AIM OF THE TASK: Examine the material below. Gather every line in which the string "cantidad" appears.

PROVIDED INFORMATION:
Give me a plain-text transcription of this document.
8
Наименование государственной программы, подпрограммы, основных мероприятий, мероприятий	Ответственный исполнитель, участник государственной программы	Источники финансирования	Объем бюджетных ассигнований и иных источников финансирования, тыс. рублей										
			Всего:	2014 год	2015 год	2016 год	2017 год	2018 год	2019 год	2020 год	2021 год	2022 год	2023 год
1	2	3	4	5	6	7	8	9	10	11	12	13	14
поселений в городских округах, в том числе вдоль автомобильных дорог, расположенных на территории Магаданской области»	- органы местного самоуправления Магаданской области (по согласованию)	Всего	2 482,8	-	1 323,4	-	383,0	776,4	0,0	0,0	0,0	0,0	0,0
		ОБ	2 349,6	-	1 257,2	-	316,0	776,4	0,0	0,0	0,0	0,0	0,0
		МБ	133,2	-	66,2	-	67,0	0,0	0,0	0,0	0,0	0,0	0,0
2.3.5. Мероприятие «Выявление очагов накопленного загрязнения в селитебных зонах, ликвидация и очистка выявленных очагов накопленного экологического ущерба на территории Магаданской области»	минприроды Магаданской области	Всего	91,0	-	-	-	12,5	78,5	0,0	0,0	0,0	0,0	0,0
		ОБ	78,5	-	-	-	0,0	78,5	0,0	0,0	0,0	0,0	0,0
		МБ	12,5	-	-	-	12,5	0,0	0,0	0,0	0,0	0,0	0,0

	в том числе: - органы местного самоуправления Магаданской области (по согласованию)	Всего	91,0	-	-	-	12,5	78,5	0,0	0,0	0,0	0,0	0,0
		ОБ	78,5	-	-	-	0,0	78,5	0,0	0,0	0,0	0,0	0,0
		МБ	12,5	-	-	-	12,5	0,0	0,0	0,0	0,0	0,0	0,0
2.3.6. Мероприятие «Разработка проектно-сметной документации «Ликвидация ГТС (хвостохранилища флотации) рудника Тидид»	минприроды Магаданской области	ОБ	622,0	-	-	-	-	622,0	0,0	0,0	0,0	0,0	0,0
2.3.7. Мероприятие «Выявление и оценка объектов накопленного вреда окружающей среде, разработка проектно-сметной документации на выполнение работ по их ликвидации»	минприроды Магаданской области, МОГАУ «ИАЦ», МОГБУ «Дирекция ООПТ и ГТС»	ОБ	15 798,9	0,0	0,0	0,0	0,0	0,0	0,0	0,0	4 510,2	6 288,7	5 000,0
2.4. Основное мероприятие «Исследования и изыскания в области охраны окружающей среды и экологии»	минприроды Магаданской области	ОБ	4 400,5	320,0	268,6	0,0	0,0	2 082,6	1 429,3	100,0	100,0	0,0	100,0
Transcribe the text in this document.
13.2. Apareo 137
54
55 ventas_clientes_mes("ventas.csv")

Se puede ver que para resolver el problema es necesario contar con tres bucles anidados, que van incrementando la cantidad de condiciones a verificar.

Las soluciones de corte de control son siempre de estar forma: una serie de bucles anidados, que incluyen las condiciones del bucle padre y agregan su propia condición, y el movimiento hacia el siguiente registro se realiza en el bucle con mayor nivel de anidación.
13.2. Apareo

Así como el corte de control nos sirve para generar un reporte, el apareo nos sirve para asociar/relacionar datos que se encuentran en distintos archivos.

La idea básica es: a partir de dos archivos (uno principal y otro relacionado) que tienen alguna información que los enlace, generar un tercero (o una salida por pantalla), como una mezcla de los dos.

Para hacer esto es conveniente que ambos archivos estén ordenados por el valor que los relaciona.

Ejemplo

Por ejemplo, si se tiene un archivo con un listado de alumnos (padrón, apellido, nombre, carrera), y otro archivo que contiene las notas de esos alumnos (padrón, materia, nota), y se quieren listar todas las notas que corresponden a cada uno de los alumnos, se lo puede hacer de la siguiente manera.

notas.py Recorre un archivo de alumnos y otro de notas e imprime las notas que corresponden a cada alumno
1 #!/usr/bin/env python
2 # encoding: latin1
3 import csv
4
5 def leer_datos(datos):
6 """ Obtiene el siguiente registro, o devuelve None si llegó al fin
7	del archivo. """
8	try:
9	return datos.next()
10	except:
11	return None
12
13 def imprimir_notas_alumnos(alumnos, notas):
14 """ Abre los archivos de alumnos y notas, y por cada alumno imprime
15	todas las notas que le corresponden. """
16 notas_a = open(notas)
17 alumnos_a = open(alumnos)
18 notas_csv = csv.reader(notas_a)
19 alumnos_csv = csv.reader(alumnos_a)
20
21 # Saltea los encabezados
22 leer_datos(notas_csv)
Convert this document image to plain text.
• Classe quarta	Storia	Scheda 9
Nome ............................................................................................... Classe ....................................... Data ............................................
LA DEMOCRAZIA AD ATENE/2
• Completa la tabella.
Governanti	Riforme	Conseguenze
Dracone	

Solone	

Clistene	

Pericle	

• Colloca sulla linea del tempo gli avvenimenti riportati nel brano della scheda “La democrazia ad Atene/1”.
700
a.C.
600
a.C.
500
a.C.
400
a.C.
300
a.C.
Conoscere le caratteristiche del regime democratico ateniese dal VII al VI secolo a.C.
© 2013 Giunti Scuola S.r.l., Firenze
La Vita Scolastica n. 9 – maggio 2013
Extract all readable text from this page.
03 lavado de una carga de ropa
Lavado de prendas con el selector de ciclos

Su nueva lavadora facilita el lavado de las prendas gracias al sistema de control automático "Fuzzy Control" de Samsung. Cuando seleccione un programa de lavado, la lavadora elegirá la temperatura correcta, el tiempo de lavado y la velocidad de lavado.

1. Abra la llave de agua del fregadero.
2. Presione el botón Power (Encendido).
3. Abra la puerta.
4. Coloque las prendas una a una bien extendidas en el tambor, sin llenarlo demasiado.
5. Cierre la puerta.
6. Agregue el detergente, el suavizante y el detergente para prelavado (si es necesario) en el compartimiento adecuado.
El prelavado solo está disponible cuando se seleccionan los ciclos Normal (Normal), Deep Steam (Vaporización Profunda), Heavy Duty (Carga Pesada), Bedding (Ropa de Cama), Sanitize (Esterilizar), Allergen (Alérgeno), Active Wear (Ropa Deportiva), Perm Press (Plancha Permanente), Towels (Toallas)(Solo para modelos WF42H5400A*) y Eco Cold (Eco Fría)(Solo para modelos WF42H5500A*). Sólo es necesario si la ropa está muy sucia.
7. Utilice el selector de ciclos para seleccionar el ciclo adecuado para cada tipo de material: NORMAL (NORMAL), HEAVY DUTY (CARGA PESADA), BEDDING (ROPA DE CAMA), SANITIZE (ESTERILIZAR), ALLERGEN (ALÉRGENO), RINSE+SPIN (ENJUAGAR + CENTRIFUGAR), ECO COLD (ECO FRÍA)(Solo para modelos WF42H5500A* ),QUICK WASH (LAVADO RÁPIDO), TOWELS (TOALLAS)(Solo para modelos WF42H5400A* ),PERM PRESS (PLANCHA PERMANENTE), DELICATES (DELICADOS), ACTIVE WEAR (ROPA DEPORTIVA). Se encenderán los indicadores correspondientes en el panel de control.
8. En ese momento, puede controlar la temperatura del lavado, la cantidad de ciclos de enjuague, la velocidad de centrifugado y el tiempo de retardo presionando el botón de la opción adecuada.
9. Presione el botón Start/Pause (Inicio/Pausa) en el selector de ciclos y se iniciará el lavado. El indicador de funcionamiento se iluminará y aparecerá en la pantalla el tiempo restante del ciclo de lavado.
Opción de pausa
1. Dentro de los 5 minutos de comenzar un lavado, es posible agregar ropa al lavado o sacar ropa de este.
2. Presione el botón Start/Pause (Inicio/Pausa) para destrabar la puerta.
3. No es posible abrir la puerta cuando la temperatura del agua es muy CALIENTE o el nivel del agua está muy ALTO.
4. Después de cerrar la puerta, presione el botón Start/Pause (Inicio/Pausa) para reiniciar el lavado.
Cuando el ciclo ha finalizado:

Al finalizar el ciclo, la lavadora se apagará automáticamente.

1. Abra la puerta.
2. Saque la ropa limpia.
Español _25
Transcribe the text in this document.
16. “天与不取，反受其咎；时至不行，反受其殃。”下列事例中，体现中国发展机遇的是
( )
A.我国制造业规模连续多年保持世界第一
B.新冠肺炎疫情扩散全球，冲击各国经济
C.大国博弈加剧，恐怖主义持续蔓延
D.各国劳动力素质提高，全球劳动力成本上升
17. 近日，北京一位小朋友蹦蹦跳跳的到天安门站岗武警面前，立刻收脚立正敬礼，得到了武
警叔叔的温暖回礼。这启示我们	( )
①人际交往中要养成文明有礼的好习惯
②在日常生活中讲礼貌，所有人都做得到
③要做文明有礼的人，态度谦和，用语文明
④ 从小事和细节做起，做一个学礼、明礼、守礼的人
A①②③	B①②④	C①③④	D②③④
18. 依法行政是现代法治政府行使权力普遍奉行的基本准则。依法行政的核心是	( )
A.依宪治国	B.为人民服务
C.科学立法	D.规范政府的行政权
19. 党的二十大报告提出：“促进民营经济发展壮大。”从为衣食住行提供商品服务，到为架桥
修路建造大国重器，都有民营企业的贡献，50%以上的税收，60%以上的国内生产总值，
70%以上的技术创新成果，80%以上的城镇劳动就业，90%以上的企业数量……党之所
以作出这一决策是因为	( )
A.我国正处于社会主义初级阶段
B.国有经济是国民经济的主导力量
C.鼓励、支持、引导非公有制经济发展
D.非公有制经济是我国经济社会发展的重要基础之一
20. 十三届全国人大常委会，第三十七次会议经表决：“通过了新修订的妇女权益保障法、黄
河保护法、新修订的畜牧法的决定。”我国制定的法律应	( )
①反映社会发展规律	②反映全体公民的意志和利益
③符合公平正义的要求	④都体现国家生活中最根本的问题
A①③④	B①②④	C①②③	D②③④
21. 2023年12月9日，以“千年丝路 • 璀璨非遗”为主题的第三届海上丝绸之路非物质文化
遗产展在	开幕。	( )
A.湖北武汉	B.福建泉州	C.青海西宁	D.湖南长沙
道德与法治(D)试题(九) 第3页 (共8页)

EXERCISE RESULT:
Se puede ver que para resolver el problema es necesario contar con tres bucles anidados, que van incrementando la cantidad de condiciones a verificar.
8. En ese momento, puede controlar la temperatura del lavado, la cantidad de ciclos de enjuague, la velocidad de centrifugado y el tiempo de retardo presionando el botón de la opción adecuada.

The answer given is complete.